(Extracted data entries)
<<<<

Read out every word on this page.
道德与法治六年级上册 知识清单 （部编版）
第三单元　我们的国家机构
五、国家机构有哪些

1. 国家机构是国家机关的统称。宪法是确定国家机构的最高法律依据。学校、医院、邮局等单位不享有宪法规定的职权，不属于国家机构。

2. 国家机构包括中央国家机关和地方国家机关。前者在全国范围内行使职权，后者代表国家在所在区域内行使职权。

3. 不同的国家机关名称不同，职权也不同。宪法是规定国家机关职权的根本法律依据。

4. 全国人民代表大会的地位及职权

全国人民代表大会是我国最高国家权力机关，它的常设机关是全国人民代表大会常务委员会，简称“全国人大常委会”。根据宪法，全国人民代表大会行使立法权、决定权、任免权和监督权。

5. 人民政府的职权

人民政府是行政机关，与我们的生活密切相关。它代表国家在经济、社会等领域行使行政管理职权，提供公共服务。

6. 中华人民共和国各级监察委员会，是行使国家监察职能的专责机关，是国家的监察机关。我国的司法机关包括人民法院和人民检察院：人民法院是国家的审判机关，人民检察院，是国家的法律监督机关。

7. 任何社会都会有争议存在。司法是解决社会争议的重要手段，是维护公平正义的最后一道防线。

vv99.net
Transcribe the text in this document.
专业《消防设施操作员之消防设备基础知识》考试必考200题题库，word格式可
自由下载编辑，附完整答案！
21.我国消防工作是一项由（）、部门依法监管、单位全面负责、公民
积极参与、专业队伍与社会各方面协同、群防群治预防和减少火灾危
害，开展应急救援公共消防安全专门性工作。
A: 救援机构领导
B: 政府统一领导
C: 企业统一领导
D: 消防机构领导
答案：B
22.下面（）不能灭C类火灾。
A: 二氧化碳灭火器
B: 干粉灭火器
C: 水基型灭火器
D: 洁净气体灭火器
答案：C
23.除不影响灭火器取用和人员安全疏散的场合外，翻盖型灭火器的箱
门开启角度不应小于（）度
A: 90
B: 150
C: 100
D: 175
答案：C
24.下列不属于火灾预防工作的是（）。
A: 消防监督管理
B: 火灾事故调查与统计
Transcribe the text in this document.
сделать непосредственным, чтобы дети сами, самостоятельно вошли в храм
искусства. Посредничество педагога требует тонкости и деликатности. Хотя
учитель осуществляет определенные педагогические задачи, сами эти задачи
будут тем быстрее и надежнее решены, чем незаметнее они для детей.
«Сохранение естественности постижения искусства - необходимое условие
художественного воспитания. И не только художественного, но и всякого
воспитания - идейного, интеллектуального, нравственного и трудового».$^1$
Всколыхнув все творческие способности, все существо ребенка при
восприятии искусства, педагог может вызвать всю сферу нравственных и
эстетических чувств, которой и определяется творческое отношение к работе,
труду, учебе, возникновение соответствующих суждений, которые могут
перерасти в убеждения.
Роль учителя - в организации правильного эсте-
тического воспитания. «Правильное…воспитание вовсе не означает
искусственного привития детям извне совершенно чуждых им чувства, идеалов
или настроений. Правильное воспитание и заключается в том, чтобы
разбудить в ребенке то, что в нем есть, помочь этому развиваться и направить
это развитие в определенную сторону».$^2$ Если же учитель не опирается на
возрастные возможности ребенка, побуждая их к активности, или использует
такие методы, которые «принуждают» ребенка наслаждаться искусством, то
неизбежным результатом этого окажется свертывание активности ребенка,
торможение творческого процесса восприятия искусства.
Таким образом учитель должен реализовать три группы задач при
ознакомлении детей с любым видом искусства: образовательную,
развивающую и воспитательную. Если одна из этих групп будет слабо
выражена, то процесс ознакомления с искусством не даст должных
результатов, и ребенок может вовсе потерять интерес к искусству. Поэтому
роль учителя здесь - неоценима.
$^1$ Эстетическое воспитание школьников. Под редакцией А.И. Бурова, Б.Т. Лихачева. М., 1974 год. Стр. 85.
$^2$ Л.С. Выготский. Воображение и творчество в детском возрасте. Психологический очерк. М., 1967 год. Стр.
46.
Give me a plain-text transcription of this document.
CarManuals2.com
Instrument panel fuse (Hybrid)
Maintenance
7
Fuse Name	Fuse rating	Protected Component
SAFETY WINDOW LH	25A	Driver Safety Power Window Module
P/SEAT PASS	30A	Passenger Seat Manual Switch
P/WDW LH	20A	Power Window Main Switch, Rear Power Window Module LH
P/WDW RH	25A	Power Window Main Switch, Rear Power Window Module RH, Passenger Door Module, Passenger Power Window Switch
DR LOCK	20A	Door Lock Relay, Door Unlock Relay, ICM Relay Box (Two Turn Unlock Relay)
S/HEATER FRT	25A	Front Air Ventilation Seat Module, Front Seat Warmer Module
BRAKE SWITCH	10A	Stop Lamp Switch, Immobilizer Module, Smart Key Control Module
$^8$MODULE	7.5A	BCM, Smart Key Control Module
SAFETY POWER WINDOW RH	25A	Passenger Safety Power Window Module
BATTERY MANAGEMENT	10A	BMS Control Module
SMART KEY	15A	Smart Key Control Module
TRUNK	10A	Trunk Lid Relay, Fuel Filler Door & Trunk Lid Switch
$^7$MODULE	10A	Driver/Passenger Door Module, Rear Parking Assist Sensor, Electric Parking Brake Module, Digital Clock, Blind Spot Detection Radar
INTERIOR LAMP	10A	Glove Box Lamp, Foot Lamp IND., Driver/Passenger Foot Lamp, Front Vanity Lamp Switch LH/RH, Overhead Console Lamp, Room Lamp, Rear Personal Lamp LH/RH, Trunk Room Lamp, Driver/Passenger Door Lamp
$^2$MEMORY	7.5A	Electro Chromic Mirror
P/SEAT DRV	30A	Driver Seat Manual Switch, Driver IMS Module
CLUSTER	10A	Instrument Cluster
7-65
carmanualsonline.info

>>>>

(Task) Count the lines in the material above where the string "воспитания" appears, then state only that count.

(Exercise answer) 3